* TEXTO DE LECTURA:
• • • •
En el ecosistema empresarial, hay depredadores y presas, tigres y bueyes, y las compañías españolas, salvo excepciones, son lentas como bueyes
Las fusiones, tanto las que ya se han producido como las que están en ciernes, obedecen a una lógica similar: la necesidad de soltar lastre para ser más competitivo en un escenario incierto y volátil. Uniones que, por simple cuestión de aritmética, aminoran el número de grandes empresas españolas. De seguir a este ritmo, al Ibex 35 no le quedará más remedio que pasar a denominarse Ibex 15. Ahí están las fusiones financieras, caso de CaixaBank-Bankia y Unicaja-Liberbank.
Movimientos positivos en el corto plazo, que animarán las cotizaciones y que se repetirán en compañías de similar rango para surfear este caótico 2021, pero bajo los que subyace una profunda debilidad. En el ecosistema empresarial, hay depredadores y presas, tigres y bueyes, y las compañías españolas, salvo excepciones, son lentas como bueyes.
• • • •
* QUÉ HACER:
a: Transcribe el fragmento del texto sobre las fusiones empresariales que empieza en "Movimientos positivos en" y termina en "lentas como bueyes.".
b: En el texto sobre las fusiones empresariales, ¿qué dos fusiones financieras se citan como ejemplo?
c: Prosigue el texto sobre las fusiones empresariales a partir de su última oración.
• • • •
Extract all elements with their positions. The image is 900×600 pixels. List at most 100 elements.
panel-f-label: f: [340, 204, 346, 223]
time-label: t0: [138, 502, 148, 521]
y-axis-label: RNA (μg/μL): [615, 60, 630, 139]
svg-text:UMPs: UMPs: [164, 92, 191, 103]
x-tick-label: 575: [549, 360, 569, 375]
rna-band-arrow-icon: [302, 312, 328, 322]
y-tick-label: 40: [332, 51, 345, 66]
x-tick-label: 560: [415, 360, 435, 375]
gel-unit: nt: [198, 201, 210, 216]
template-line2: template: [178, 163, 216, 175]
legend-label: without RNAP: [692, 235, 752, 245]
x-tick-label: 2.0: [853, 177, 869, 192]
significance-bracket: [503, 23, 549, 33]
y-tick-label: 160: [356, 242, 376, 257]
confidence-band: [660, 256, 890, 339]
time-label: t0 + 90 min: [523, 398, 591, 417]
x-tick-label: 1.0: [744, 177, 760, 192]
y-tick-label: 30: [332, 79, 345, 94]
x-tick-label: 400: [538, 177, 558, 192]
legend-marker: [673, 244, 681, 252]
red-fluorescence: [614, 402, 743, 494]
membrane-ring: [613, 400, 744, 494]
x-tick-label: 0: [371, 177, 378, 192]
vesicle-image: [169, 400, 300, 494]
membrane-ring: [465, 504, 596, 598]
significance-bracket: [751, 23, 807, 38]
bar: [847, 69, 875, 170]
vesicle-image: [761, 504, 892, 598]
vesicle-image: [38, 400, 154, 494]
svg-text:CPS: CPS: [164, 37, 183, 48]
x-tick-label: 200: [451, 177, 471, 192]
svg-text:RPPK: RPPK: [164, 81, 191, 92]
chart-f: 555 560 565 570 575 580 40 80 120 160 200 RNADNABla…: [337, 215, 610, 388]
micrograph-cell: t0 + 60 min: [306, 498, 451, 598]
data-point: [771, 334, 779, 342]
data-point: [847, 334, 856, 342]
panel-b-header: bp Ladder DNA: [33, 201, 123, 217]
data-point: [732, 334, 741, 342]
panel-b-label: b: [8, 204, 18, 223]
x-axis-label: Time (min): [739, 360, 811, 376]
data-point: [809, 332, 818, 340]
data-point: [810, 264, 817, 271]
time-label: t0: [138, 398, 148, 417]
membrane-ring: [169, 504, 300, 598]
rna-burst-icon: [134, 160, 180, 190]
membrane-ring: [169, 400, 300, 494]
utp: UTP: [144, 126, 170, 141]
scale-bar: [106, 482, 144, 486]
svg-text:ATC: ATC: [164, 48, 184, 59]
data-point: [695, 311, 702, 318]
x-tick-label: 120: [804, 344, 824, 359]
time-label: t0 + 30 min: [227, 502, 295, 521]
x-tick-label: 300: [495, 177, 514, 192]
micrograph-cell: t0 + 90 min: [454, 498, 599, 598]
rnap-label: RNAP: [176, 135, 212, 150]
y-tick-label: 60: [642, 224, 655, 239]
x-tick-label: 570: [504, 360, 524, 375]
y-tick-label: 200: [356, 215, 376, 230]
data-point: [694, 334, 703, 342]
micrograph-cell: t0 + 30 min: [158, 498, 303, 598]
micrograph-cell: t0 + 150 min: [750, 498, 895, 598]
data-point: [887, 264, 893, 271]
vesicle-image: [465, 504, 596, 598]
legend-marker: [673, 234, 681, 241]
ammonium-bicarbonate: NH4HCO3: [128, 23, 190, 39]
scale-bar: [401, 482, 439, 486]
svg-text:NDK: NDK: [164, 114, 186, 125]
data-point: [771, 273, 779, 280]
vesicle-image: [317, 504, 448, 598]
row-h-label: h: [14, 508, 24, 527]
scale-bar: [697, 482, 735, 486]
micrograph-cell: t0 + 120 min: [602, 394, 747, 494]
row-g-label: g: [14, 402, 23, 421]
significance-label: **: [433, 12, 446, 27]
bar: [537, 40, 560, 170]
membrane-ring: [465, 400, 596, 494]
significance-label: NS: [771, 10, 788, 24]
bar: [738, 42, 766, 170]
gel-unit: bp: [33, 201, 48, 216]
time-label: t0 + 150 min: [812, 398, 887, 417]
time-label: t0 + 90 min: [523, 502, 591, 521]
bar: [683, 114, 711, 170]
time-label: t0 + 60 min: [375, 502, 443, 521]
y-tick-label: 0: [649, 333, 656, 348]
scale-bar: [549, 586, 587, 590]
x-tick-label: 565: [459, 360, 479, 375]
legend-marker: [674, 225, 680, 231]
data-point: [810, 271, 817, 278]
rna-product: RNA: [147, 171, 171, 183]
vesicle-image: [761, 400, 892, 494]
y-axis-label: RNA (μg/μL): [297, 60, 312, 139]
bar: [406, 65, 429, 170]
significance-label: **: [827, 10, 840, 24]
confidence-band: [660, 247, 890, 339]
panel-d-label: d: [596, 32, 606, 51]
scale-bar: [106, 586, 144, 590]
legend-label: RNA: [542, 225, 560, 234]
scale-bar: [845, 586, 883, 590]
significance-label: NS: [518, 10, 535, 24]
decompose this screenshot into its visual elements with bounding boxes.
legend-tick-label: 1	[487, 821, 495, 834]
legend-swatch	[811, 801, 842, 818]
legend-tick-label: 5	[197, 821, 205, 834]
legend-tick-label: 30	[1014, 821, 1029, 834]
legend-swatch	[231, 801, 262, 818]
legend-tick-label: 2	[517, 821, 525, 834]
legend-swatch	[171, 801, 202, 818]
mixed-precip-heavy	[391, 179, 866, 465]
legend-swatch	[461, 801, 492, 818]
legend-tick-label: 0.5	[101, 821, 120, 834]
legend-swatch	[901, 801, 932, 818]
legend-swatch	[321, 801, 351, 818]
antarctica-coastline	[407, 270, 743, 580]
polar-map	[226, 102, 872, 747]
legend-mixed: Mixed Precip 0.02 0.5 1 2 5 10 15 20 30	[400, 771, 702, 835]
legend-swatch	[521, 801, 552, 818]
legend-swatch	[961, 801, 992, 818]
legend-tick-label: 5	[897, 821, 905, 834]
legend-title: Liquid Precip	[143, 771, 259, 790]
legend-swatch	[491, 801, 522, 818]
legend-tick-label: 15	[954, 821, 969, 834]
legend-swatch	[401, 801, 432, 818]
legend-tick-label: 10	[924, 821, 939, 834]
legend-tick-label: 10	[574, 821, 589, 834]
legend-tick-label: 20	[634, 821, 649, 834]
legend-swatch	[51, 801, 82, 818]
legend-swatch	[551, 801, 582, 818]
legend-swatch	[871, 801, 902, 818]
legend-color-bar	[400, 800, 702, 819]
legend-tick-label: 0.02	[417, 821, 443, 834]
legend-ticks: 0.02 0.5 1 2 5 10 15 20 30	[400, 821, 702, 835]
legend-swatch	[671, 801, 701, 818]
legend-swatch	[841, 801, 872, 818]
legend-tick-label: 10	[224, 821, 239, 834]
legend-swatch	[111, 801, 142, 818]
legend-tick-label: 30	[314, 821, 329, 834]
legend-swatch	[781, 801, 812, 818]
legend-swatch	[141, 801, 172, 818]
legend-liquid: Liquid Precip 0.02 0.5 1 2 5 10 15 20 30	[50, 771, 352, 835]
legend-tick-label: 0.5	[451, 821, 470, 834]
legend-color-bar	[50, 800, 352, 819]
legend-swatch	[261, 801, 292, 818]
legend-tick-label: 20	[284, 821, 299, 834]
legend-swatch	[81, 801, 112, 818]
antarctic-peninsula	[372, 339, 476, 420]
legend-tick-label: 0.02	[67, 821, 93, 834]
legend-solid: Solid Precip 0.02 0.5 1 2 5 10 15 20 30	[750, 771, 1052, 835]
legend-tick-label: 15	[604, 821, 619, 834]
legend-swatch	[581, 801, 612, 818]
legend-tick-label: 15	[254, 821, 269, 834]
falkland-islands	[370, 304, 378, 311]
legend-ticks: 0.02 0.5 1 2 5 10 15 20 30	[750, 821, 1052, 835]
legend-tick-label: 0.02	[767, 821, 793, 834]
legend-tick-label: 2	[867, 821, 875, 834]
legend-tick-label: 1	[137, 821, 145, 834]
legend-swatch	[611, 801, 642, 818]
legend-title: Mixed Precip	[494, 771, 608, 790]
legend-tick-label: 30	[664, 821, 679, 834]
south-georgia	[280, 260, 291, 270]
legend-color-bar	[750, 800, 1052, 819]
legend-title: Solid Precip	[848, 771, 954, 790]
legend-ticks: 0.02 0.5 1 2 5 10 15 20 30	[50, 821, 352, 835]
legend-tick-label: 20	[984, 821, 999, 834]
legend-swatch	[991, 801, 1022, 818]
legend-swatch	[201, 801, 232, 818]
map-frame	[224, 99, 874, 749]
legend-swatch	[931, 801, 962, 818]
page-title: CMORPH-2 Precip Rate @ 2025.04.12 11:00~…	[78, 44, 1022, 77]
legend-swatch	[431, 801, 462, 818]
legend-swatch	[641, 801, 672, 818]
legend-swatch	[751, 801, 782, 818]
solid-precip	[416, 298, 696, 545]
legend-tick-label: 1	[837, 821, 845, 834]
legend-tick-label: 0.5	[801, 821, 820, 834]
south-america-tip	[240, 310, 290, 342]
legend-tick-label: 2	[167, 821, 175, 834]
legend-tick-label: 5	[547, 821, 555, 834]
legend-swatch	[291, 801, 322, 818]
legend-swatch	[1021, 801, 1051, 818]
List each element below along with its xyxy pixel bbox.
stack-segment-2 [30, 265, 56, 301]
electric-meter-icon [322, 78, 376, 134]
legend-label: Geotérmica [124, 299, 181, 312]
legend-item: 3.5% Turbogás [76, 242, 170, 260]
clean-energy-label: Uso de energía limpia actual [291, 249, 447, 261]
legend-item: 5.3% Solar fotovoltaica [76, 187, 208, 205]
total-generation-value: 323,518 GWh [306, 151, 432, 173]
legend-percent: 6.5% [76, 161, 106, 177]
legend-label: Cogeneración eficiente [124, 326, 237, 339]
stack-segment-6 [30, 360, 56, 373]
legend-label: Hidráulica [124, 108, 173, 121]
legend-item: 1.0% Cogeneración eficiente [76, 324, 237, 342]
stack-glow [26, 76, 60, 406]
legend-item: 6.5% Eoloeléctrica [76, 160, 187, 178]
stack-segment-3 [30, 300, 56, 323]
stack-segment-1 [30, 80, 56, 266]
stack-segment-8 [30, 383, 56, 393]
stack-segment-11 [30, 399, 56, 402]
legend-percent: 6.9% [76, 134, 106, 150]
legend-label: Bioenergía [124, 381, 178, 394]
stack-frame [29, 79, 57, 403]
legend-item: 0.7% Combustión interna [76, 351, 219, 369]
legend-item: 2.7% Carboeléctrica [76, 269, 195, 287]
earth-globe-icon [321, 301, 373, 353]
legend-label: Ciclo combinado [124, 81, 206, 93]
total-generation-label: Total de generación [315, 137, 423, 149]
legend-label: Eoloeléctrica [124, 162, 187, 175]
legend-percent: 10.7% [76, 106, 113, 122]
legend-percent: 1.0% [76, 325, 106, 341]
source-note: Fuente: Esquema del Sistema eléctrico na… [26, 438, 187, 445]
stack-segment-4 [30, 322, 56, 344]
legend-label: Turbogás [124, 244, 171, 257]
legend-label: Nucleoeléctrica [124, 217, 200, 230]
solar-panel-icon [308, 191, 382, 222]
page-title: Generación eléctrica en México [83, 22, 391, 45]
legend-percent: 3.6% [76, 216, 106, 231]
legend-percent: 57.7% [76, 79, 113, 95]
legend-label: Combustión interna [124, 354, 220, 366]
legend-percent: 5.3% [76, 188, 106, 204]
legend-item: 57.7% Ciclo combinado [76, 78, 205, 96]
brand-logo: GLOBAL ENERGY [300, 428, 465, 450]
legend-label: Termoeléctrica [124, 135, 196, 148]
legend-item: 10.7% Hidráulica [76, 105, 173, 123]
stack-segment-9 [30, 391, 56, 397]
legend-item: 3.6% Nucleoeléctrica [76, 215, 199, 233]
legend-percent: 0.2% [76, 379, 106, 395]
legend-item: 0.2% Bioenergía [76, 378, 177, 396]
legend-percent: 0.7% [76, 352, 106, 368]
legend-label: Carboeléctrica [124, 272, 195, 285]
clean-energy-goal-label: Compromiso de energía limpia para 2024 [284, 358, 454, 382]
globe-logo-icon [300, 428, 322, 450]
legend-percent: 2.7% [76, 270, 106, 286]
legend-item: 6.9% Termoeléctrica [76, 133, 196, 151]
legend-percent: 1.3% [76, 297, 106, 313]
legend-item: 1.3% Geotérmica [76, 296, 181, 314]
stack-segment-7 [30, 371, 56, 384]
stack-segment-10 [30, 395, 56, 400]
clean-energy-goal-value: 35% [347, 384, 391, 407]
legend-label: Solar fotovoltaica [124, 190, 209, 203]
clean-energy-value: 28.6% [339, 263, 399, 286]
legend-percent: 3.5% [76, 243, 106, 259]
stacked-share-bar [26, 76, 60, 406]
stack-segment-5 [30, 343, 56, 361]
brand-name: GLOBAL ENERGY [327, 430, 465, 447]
• • • •
* RESPUESTAS NUMERADAS:
a:
Movimientos positivos en el corto plazo, que animarán las cotizaciones y que se repetirán en compañías de similar rango para surfear este caótico 2021, pero bajo los que subyace una profunda debilidad. En el ecosistema empresarial, hay depredadores y presas, tigres y bueyes, y las compañías españolas, salvo excepciones, son lentas como bueyes.

b: CaixaBank-Bankia y Unicaja-Liberbank.

c:
Las empresas españolas no compran sino que son compradas. Como muestra, la oferta lanzada por el fondo australiano IFM Investors para hacerse con el 22,689% de Naturgy, antigua Gas Natural Fenosa. Una operación que despierta las suspicacias del Gobierno español, pues implica que tres fondos de fuera de la Unión Europea posean más del 50% de una compañía que gestiona activos estratégicos como son las redes de gas. Caso igual de delicado es el de la entrada de la francesa Vivendi en el Grupo Prisa.
No hay que olvidar que, por culpa del coronavirus y al rebufo de ese tufillo proteccionista que se respira en las grandes economías —ahí están los culebrones de Carrefour en Francia o AstraZeneca en Reino Unido—, el Gobierno de España tiene derecho de veto sobre cualquier inversor extranjero de fuera de la Unión Europea que pretenda hacerse con más del 10% del capital de compañías consideradas estratégicas, como las de los sectores de telecomunicaciones, banca, eléctricas, infraestructuras y medios de comunicación.
Desde mínimos de la crisis (marzo de 2009), el Ibex 35 ha subido un 107%, frente al 280% del Dax alemán o el 1.170% del Nasdaq
Tampoco pueden superar dicho porcentaje aquellos grupos que, aun teniendo su sede en la UE, tuvieran un 25% de su capital en manos de inversores foráneos. Una forma de solventar con política lo que no se puede solucionar por la vía de la cuenta de resultados.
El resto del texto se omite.